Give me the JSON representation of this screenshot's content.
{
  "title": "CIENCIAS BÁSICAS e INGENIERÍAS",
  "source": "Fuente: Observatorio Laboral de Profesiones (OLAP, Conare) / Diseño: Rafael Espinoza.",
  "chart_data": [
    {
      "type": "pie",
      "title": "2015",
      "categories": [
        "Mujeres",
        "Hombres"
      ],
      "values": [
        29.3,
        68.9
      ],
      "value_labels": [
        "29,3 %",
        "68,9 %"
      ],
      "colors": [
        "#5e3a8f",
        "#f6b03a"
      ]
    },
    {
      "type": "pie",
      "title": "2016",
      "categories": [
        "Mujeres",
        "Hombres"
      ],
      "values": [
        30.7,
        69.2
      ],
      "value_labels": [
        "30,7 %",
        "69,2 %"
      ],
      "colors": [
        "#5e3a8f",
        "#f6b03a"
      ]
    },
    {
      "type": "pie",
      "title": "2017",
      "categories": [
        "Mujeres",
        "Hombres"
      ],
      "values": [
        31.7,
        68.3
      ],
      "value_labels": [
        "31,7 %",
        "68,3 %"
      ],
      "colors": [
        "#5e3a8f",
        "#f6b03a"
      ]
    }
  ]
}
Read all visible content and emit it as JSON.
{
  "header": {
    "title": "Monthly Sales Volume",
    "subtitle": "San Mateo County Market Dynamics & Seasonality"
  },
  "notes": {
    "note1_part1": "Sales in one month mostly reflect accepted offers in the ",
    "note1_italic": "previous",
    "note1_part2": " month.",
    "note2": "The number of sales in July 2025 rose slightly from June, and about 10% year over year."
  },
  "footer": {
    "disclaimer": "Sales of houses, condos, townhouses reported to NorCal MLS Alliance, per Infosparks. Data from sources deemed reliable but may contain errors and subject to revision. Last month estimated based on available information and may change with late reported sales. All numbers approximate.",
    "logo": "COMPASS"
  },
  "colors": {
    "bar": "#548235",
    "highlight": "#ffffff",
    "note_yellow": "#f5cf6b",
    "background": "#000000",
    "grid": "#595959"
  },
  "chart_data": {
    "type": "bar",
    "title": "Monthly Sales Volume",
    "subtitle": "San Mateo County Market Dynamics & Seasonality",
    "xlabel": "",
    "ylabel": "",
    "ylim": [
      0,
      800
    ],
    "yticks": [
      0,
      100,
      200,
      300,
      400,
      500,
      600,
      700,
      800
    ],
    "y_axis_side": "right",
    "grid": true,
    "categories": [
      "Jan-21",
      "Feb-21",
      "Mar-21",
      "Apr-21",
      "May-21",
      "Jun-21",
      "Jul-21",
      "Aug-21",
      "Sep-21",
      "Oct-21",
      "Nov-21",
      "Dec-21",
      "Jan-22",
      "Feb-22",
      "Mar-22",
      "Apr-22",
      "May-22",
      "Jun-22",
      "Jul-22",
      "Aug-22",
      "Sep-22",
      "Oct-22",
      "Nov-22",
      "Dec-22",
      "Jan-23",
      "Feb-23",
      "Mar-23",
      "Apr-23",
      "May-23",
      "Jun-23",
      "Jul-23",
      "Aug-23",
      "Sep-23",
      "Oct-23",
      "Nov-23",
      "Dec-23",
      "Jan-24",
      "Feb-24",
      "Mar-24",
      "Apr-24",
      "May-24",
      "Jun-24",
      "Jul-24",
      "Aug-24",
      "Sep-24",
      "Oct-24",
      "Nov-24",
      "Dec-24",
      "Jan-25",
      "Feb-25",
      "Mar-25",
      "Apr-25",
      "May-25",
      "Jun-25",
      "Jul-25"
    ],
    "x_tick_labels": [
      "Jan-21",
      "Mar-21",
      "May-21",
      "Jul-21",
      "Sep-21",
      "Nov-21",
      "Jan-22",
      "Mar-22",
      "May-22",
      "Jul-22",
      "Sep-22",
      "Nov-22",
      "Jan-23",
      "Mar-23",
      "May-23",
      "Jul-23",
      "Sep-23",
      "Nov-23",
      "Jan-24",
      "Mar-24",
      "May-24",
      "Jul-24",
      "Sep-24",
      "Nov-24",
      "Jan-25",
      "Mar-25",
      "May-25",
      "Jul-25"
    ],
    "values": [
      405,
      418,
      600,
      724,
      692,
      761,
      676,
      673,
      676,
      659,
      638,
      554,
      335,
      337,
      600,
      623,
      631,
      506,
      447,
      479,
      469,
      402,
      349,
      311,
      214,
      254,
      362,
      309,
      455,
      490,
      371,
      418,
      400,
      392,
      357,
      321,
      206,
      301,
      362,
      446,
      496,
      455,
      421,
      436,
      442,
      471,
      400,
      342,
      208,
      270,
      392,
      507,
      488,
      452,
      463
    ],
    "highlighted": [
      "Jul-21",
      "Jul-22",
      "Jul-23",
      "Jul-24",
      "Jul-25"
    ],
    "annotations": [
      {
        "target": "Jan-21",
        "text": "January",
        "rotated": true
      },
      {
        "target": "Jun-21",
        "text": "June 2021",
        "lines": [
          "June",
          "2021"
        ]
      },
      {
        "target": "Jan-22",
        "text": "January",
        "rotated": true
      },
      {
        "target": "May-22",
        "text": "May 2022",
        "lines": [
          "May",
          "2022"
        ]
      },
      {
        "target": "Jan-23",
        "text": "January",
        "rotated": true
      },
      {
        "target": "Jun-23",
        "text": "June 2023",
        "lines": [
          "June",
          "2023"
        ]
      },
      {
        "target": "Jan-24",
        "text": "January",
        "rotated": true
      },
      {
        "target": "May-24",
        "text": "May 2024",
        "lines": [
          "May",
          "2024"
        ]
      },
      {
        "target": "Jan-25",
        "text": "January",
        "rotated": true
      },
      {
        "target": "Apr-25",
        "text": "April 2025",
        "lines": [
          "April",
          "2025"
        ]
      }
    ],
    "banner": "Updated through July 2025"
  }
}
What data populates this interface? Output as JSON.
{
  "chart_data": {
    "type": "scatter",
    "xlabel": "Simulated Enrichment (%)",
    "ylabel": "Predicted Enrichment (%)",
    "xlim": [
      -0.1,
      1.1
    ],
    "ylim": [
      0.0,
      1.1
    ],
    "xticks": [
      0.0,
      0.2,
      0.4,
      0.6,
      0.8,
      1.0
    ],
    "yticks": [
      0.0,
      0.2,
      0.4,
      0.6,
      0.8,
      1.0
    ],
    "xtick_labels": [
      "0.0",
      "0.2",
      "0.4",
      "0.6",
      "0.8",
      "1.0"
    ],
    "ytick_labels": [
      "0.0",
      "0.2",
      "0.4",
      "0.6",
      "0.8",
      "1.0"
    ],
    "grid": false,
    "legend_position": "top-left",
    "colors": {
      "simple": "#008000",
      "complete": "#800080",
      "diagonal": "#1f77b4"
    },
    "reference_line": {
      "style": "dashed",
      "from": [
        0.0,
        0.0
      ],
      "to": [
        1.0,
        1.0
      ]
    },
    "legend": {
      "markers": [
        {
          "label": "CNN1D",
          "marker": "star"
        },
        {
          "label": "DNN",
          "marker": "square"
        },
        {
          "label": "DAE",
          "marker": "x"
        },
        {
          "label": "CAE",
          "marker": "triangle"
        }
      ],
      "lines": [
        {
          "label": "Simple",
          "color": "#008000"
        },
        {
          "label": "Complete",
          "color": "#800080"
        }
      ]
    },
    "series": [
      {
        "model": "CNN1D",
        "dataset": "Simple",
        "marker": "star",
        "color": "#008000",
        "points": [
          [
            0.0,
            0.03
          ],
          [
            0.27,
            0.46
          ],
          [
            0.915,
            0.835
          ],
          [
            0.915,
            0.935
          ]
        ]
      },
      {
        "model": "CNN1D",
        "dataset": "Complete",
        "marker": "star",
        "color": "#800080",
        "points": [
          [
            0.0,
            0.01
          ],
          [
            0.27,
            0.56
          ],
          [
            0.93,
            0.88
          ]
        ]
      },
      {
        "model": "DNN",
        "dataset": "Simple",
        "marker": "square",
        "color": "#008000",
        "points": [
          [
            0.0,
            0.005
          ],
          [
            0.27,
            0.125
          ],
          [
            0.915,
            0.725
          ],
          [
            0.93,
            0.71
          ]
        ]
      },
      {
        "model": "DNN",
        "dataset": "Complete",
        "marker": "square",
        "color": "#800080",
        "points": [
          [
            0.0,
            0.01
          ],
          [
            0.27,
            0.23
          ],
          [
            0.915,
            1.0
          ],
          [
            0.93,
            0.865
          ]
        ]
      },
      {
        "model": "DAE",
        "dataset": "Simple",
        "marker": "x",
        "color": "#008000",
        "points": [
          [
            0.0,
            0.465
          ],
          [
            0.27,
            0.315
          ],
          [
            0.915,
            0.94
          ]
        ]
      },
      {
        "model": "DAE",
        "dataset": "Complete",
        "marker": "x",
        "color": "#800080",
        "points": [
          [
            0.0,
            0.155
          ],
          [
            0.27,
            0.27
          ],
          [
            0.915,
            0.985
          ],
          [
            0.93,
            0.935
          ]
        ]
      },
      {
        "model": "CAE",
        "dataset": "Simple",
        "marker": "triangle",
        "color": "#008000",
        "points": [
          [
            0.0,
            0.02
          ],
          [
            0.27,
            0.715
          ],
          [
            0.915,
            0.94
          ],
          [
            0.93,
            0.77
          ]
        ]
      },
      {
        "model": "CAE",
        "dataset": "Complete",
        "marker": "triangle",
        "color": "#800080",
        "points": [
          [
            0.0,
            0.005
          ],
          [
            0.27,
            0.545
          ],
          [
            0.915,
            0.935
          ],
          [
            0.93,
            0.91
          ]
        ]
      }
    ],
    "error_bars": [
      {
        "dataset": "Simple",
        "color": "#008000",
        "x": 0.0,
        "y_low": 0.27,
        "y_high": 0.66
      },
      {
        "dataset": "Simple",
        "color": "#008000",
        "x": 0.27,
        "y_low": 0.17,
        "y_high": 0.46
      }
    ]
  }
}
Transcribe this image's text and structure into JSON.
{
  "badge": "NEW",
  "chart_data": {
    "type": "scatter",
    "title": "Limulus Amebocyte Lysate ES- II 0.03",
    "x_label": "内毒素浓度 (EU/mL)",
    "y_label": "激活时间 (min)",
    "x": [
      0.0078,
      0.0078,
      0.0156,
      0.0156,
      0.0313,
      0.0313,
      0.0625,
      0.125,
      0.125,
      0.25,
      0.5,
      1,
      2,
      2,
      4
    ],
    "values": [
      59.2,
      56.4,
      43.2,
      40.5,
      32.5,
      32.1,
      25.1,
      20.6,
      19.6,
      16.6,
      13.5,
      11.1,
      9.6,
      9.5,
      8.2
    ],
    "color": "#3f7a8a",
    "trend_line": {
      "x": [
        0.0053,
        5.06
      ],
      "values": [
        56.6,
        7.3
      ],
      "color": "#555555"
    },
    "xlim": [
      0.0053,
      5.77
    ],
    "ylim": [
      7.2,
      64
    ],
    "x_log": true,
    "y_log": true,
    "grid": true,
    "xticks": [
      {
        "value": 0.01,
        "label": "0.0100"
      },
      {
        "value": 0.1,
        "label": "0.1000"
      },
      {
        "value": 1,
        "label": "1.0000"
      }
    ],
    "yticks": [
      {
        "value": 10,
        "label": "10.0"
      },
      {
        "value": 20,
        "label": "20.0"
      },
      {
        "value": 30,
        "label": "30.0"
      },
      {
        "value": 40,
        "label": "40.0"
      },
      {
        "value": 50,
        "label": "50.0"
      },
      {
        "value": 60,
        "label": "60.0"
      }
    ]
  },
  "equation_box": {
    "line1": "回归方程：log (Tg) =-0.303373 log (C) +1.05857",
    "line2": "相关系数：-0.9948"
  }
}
────────────────────
Within the entries above, report how many lines include "grid", and keep the answer to the number.

Correct response - 4